_YOUR OBJECTIVE:_ Images must not appear in your copy; reproduce every other part of the records exactly.

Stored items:
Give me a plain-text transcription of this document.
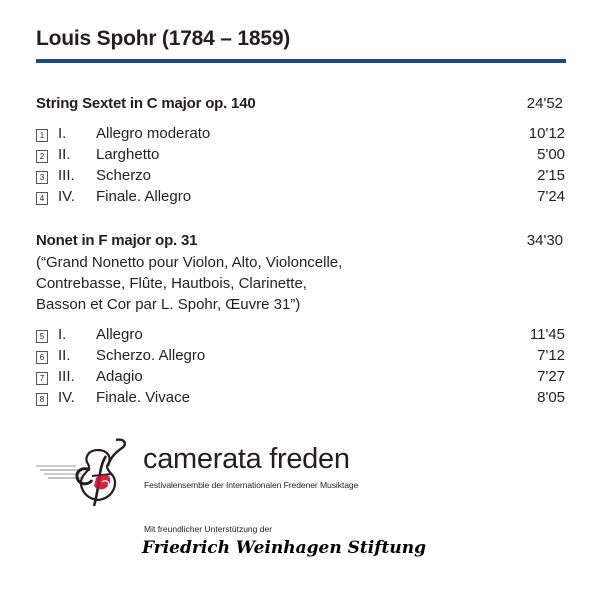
Louis Spohr (1784 – 1859)
String Sextet in C major op. 140	24'52
1 I. Allegro moderato	10'12
2 II. Larghetto	5'00
3 III. Scherzo	2'15
4 IV. Finale. Allegro	7'24
Nonet in F major op. 31	34'30
(“Grand Nonetto pour Violon, Alto, Violoncelle,
Contrebasse, Flûte, Hautbois, Clarinette,
Basson et Cor par L. Spohr, Œuvre 31”)
5 I. Allegro	11'45
6 II. Scherzo. Allegro	7'12
7 III. Adagio	7'27
8 IV. Finale. Vivace	8'05
camerata freden
Festivalensemble der Internationalen Fredener Musiktage
Mit freundlicher Unterstützung der
Friedrich Weinhagen Stiftung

_SOLVED PROBLEM:_
Give me a plain-text transcription of this document.
Louis Spohr (1784 – 1859)
String Sextet in C major op. 140	24'52
1 I. Allegro moderato	10'12
2 II. Larghetto	5'00
3 III. Scherzo	2'15
4 IV. Finale. Allegro	7'24
Nonet in F major op. 31	34'30
(“Grand Nonetto pour Violon, Alto, Violoncelle,
Contrebasse, Flûte, Hautbois, Clarinette,
Basson et Cor par L. Spohr, Œuvre 31”)
5 I. Allegro	11'45
6 II. Scherzo. Allegro	7'12
7 III. Adagio	7'27
8 IV. Finale. Vivace	8'05
camerata freden
Festivalensemble der Internationalen Fredener Musiktage
Mit freundlicher Unterstützung der
Friedrich Weinhagen Stiftung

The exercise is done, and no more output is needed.